What is asked:
Reproduce the data in its entirety, exactly as supplied.

Dataset:

▽

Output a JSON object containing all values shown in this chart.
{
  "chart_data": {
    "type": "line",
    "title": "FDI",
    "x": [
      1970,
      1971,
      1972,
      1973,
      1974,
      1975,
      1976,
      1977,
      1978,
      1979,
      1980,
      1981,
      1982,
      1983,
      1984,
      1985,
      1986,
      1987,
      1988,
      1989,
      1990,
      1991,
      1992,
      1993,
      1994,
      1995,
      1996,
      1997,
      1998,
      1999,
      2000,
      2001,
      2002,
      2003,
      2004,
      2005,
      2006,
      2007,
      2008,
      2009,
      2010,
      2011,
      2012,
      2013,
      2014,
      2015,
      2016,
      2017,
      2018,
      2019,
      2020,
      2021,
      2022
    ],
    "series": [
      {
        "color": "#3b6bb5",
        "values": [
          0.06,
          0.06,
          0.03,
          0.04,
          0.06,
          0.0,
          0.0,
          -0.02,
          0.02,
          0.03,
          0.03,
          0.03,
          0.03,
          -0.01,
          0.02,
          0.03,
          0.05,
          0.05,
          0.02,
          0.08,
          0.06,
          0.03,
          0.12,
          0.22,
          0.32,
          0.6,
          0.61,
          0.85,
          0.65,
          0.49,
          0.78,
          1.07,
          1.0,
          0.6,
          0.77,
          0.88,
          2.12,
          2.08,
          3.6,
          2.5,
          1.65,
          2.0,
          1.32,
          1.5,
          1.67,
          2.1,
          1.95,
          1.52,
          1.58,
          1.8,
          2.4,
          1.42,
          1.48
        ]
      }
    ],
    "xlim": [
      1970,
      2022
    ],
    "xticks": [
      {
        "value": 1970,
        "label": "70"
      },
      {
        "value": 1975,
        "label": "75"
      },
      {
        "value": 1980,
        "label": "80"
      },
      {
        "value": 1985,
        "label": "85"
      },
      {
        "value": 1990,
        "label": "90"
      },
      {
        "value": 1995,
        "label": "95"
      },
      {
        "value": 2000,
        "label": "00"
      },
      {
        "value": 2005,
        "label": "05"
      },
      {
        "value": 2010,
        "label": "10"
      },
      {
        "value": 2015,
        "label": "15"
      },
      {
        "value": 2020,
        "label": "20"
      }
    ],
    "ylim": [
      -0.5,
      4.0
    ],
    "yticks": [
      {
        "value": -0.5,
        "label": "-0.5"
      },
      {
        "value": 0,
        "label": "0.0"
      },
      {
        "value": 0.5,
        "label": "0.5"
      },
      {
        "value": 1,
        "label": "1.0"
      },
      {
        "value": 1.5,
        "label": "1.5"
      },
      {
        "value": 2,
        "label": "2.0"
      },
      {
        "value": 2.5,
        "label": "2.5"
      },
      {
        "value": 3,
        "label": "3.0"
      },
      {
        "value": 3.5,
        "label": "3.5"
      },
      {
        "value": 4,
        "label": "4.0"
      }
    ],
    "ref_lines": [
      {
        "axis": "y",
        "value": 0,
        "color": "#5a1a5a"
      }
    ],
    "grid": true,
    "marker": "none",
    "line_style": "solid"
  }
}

△

Finished answer:
Output a JSON object containing all values shown in this chart.
{
  "chart_data": {
    "type": "line",
    "title": "FDI",
    "x": [
      1970,
      1971,
      1972,
      1973,
      1974,
      1975,
      1976,
      1977,
      1978,
      1979,
      1980,
      1981,
      1982,
      1983,
      1984,
      1985,
      1986,
      1987,
      1988,
      1989,
      1990,
      1991,
      1992,
      1993,
      1994,
      1995,
      1996,
      1997,
      1998,
      1999,
      2000,
      2001,
      2002,
      2003,
      2004,
      2005,
      2006,
      2007,
      2008,
      2009,
      2010,
      2011,
      2012,
      2013,
      2014,
      2015,
      2016,
      2017,
      2018,
      2019,
      2020,
      2021,
      2022
    ],
    "series": [
      {
        "color": "#3b6bb5",
        "values": [
          0.06,
          0.06,
          0.03,
          0.04,
          0.06,
          0.0,
          0.0,
          -0.02,
          0.02,
          0.03,
          0.03,
          0.03,
          0.03,
          -0.01,
          0.02,
          0.03,
          0.05,
          0.05,
          0.02,
          0.08,
          0.06,
          0.03,
          0.12,
          0.22,
          0.32,
          0.6,
          0.61,
          0.85,
          0.65,
          0.49,
          0.78,
          1.07,
          1.0,
          0.6,
          0.77,
          0.88,
          2.12,
          2.08,
          3.6,
          2.5,
          1.65,
          2.0,
          1.32,
          1.5,
          1.67,
          2.1,
          1.95,
          1.52,
          1.58,
          1.8,
          2.4,
          1.42,
          1.48
        ]
      }
    ],
    "xlim": [
      1970,
      2022
    ],
    "xticks": [
      {
        "value": 1970,
        "label": "70"
      },
      {
        "value": 1975,
        "label": "75"
      },
      {
        "value": 1980,
        "label": "80"
      },
      {
        "value": 1985,
        "label": "85"
      },
      {
        "value": 1990,
        "label": "90"
      },
      {
        "value": 1995,
        "label": "95"
      },
      {
        "value": 2000,
        "label": "00"
      },
      {
        "value": 2005,
        "label": "05"
      },
      {
        "value": 2010,
        "label": "10"
      },
      {
        "value": 2015,
        "label": "15"
      },
      {
        "value": 2020,
        "label": "20"
      }
    ],
    "ylim": [
      -0.5,
      4.0
    ],
    "yticks": [
      {
        "value": -0.5,
        "label": "-0.5"
      },
      {
        "value": 0,
        "label": "0.0"
      },
      {
        "value": 0.5,
        "label": "0.5"
      },
      {
        "value": 1,
        "label": "1.0"
      },
      {
        "value": 1.5,
        "label": "1.5"
      },
      {
        "value": 2,
        "label": "2.0"
      },
      {
        "value": 2.5,
        "label": "2.5"
      },
      {
        "value": 3,
        "label": "3.0"
      },
      {
        "value": 3.5,
        "label": "3.5"
      },
      {
        "value": 4,
        "label": "4.0"
      }
    ],
    "ref_lines": [
      {
        "axis": "y",
        "value": 0,
        "color": "#5a1a5a"
      }
    ],
    "grid": true,
    "marker": "none",
    "line_style": "solid"
  }
}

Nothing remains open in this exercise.